===== The input

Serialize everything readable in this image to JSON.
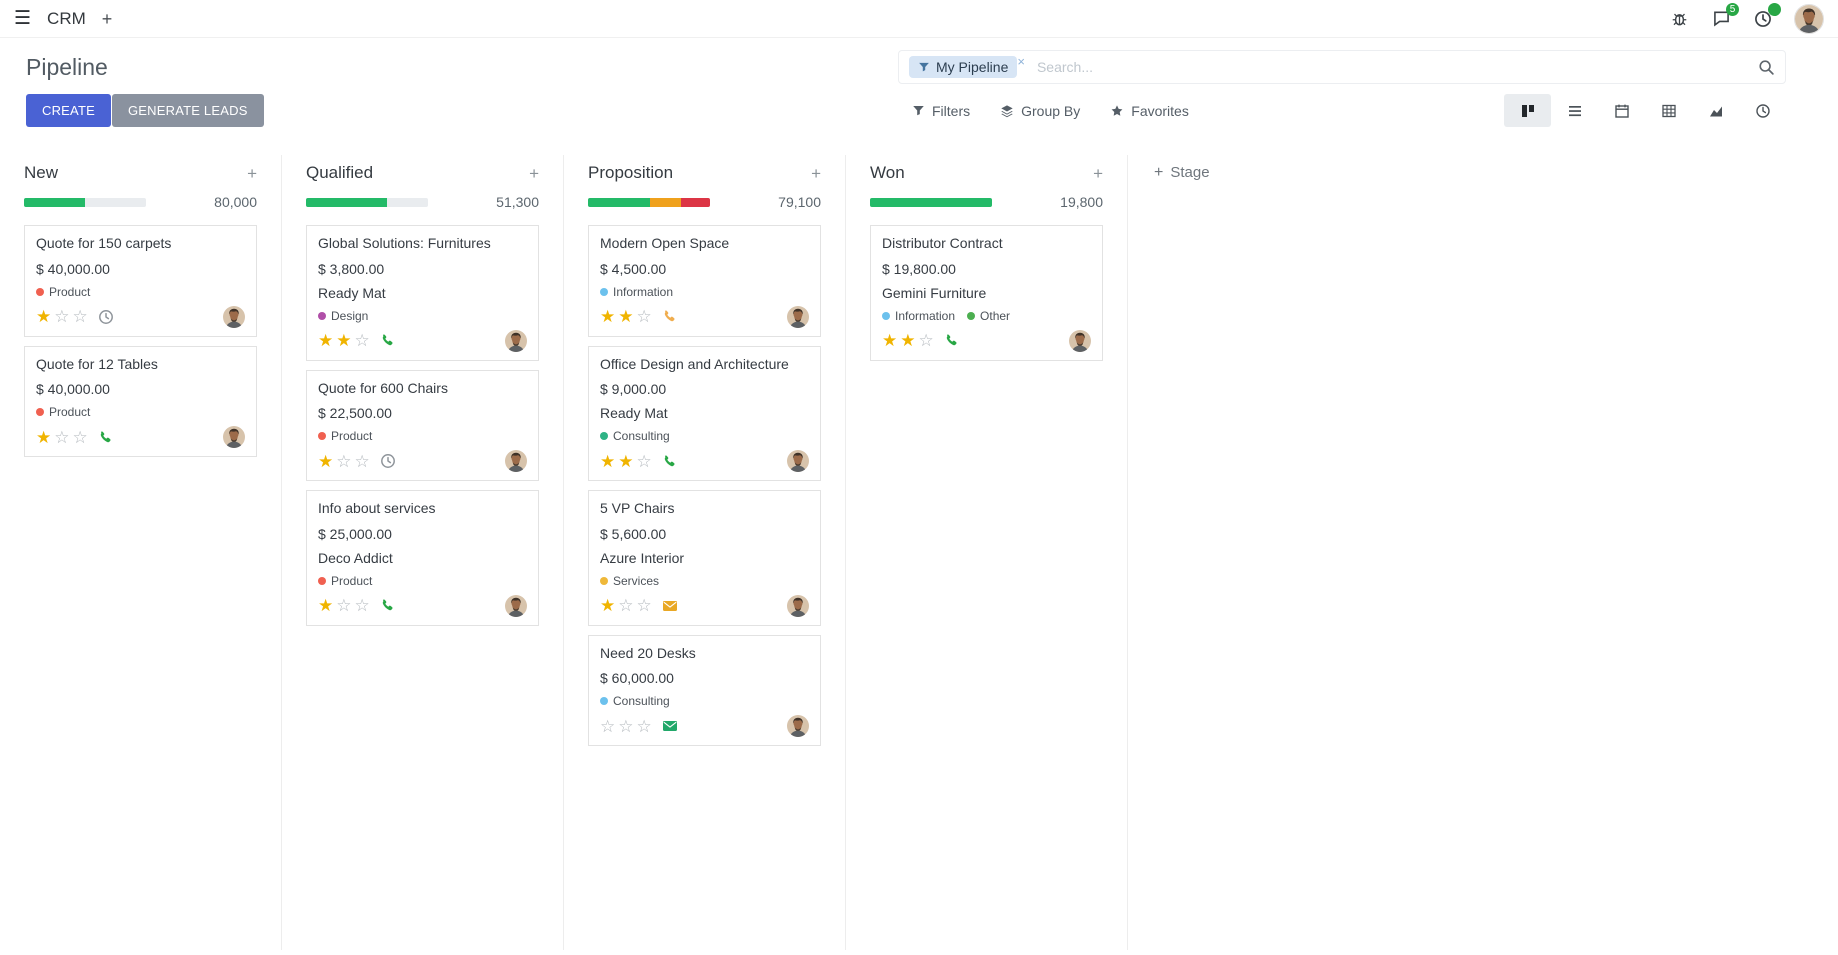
{
  "navbar": {
    "app_name": "CRM",
    "messages_badge": "5",
    "activities_badge": ""
  },
  "control_panel": {
    "title": "Pipeline",
    "create_label": "CREATE",
    "generate_leads_label": "GENERATE LEADS",
    "search_facet": "My Pipeline",
    "search_placeholder": "Search...",
    "filters_label": "Filters",
    "group_by_label": "Group By",
    "favorites_label": "Favorites"
  },
  "colors": {
    "primary": "#4a62d4",
    "secondary_button": "#8a929f",
    "progress_green": "#24ba68",
    "progress_yellow": "#efa11c",
    "progress_red": "#dc3545",
    "badge_green": "#28a745",
    "star_gold": "#f0b400"
  },
  "kanban": {
    "add_stage_label": "Stage",
    "columns": [
      {
        "name": "New",
        "counter": "80,000",
        "progress": [
          {
            "color": "#24ba68",
            "pct": 50
          }
        ],
        "cards": [
          {
            "title": "Quote for 150 carpets",
            "amount": "$ 40,000.00",
            "partner": "",
            "tags": [
              {
                "label": "Product",
                "color": "#f06050"
              }
            ],
            "stars": 1,
            "activity": {
              "icon": "clock",
              "color": "#8f959b"
            }
          },
          {
            "title": "Quote for 12 Tables",
            "amount": "$ 40,000.00",
            "partner": "",
            "tags": [
              {
                "label": "Product",
                "color": "#f06050"
              }
            ],
            "stars": 1,
            "activity": {
              "icon": "phone",
              "color": "#28a745"
            }
          }
        ]
      },
      {
        "name": "Qualified",
        "counter": "51,300",
        "progress": [
          {
            "color": "#24ba68",
            "pct": 66
          }
        ],
        "cards": [
          {
            "title": "Global Solutions: Furnitures",
            "amount": "$ 3,800.00",
            "partner": "Ready Mat",
            "tags": [
              {
                "label": "Design",
                "color": "#b04fa8"
              }
            ],
            "stars": 2,
            "activity": {
              "icon": "phone",
              "color": "#28a745"
            }
          },
          {
            "title": "Quote for 600 Chairs",
            "amount": "$ 22,500.00",
            "partner": "",
            "tags": [
              {
                "label": "Product",
                "color": "#f06050"
              }
            ],
            "stars": 1,
            "activity": {
              "icon": "clock",
              "color": "#8f959b"
            }
          },
          {
            "title": "Info about services",
            "amount": "$ 25,000.00",
            "partner": "Deco Addict",
            "tags": [
              {
                "label": "Product",
                "color": "#f06050"
              }
            ],
            "stars": 1,
            "activity": {
              "icon": "phone",
              "color": "#28a745"
            }
          }
        ]
      },
      {
        "name": "Proposition",
        "counter": "79,100",
        "progress": [
          {
            "color": "#24ba68",
            "pct": 51
          },
          {
            "color": "#efa11c",
            "pct": 25
          },
          {
            "color": "#dc3545",
            "pct": 24
          }
        ],
        "cards": [
          {
            "title": "Modern Open Space",
            "amount": "$ 4,500.00",
            "partner": "",
            "tags": [
              {
                "label": "Information",
                "color": "#6cc1ed"
              }
            ],
            "stars": 2,
            "activity": {
              "icon": "phone",
              "color": "#f0ad4e"
            }
          },
          {
            "title": "Office Design and Architecture",
            "amount": "$ 9,000.00",
            "partner": "Ready Mat",
            "tags": [
              {
                "label": "Consulting",
                "color": "#2eb385"
              }
            ],
            "stars": 2,
            "activity": {
              "icon": "phone",
              "color": "#28a745"
            }
          },
          {
            "title": "5 VP Chairs",
            "amount": "$ 5,600.00",
            "partner": "Azure Interior",
            "tags": [
              {
                "label": "Services",
                "color": "#efb839"
              }
            ],
            "stars": 1,
            "activity": {
              "icon": "envelope",
              "color": "#e9a825"
            }
          },
          {
            "title": "Need 20 Desks",
            "amount": "$ 60,000.00",
            "partner": "",
            "tags": [
              {
                "label": "Consulting",
                "color": "#6cc1ed"
              }
            ],
            "stars": 0,
            "activity": {
              "icon": "envelope",
              "color": "#22a86a"
            }
          }
        ]
      },
      {
        "name": "Won",
        "counter": "19,800",
        "progress": [
          {
            "color": "#24ba68",
            "pct": 100
          }
        ],
        "cards": [
          {
            "title": "Distributor Contract",
            "amount": "$ 19,800.00",
            "partner": "Gemini Furniture",
            "tags": [
              {
                "label": "Information",
                "color": "#6cc1ed"
              },
              {
                "label": "Other",
                "color": "#4caf50"
              }
            ],
            "stars": 2,
            "activity": {
              "icon": "phone",
              "color": "#28a745"
            }
          }
        ]
      }
    ]
  }
}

==========

= Given instruction =
Extract the entries in full, exactly as they are, minus the pictures.

= Result for this task =
Serialize everything readable in this image to JSON.
{
  "navbar": {
    "app_name": "CRM",
    "messages_badge": "5",
    "activities_badge": ""
  },
  "control_panel": {
    "title": "Pipeline",
    "create_label": "CREATE",
    "generate_leads_label": "GENERATE LEADS",
    "search_facet": "My Pipeline",
    "search_placeholder": "Search...",
    "filters_label": "Filters",
    "group_by_label": "Group By",
    "favorites_label": "Favorites"
  },
  "colors": {
    "primary": "#4a62d4",
    "secondary_button": "#8a929f",
    "progress_green": "#24ba68",
    "progress_yellow": "#efa11c",
    "progress_red": "#dc3545",
    "badge_green": "#28a745",
    "star_gold": "#f0b400"
  },
  "kanban": {
    "add_stage_label": "Stage",
    "columns": [
      {
        "name": "New",
        "counter": "80,000",
        "progress": [
          {
            "color": "#24ba68",
            "pct": 50
          }
        ],
        "cards": [
          {
            "title": "Quote for 150 carpets",
            "amount": "$ 40,000.00",
            "partner": "",
            "tags": [
              {
                "label": "Product",
                "color": "#f06050"
              }
            ],
            "stars": 1,
            "activity": {
              "icon": "clock",
              "color": "#8f959b"
            }
          },
          {
            "title": "Quote for 12 Tables",
            "amount": "$ 40,000.00",
            "partner": "",
            "tags": [
              {
                "label": "Product",
                "color": "#f06050"
              }
            ],
            "stars": 1,
            "activity": {
              "icon": "phone",
              "color": "#28a745"
            }
          }
        ]
      },
      {
        "name": "Qualified",
        "counter": "51,300",
        "progress": [
          {
            "color": "#24ba68",
            "pct": 66
          }
        ],
        "cards": [
          {
            "title": "Global Solutions: Furnitures",
            "amount": "$ 3,800.00",
            "partner": "Ready Mat",
            "tags": [
              {
                "label": "Design",
                "color": "#b04fa8"
              }
            ],
            "stars": 2,
            "activity": {
              "icon": "phone",
              "color": "#28a745"
            }
          },
          {
            "title": "Quote for 600 Chairs",
            "amount": "$ 22,500.00",
            "partner": "",
            "tags": [
              {
                "label": "Product",
                "color": "#f06050"
              }
            ],
            "stars": 1,
            "activity": {
              "icon": "clock",
              "color": "#8f959b"
            }
          },
          {
            "title": "Info about services",
            "amount": "$ 25,000.00",
            "partner": "Deco Addict",
            "tags": [
              {
                "label": "Product",
                "color": "#f06050"
              }
            ],
            "stars": 1,
            "activity": {
              "icon": "phone",
              "color": "#28a745"
            }
          }
        ]
      },
      {
        "name": "Proposition",
        "counter": "79,100",
        "progress": [
          {
            "color": "#24ba68",
            "pct": 51
          },
          {
            "color": "#efa11c",
            "pct": 25
          },
          {
            "color": "#dc3545",
            "pct": 24
          }
        ],
        "cards": [
          {
            "title": "Modern Open Space",
            "amount": "$ 4,500.00",
            "partner": "",
            "tags": [
              {
                "label": "Information",
                "color": "#6cc1ed"
              }
            ],
            "stars": 2,
            "activity": {
              "icon": "phone",
              "color": "#f0ad4e"
            }
          },
          {
            "title": "Office Design and Architecture",
            "amount": "$ 9,000.00",
            "partner": "Ready Mat",
            "tags": [
              {
                "label": "Consulting",
                "color": "#2eb385"
              }
            ],
            "stars": 2,
            "activity": {
              "icon": "phone",
              "color": "#28a745"
            }
          },
          {
            "title": "5 VP Chairs",
            "amount": "$ 5,600.00",
            "partner": "Azure Interior",
            "tags": [
              {
                "label": "Services",
                "color": "#efb839"
              }
            ],
            "stars": 1,
            "activity": {
              "icon": "envelope",
              "color": "#e9a825"
            }
          },
          {
            "title": "Need 20 Desks",
            "amount": "$ 60,000.00",
            "partner": "",
            "tags": [
              {
                "label": "Consulting",
                "color": "#6cc1ed"
              }
            ],
            "stars": 0,
            "activity": {
              "icon": "envelope",
              "color": "#22a86a"
            }
          }
        ]
      },
      {
        "name": "Won",
        "counter": "19,800",
        "progress": [
          {
            "color": "#24ba68",
            "pct": 100
          }
        ],
        "cards": [
          {
            "title": "Distributor Contract",
            "amount": "$ 19,800.00",
            "partner": "Gemini Furniture",
            "tags": [
              {
                "label": "Information",
                "color": "#6cc1ed"
              },
              {
                "label": "Other",
                "color": "#4caf50"
              }
            ],
            "stars": 2,
            "activity": {
              "icon": "phone",
              "color": "#28a745"
            }
          }
        ]
      }
    ]
  }
}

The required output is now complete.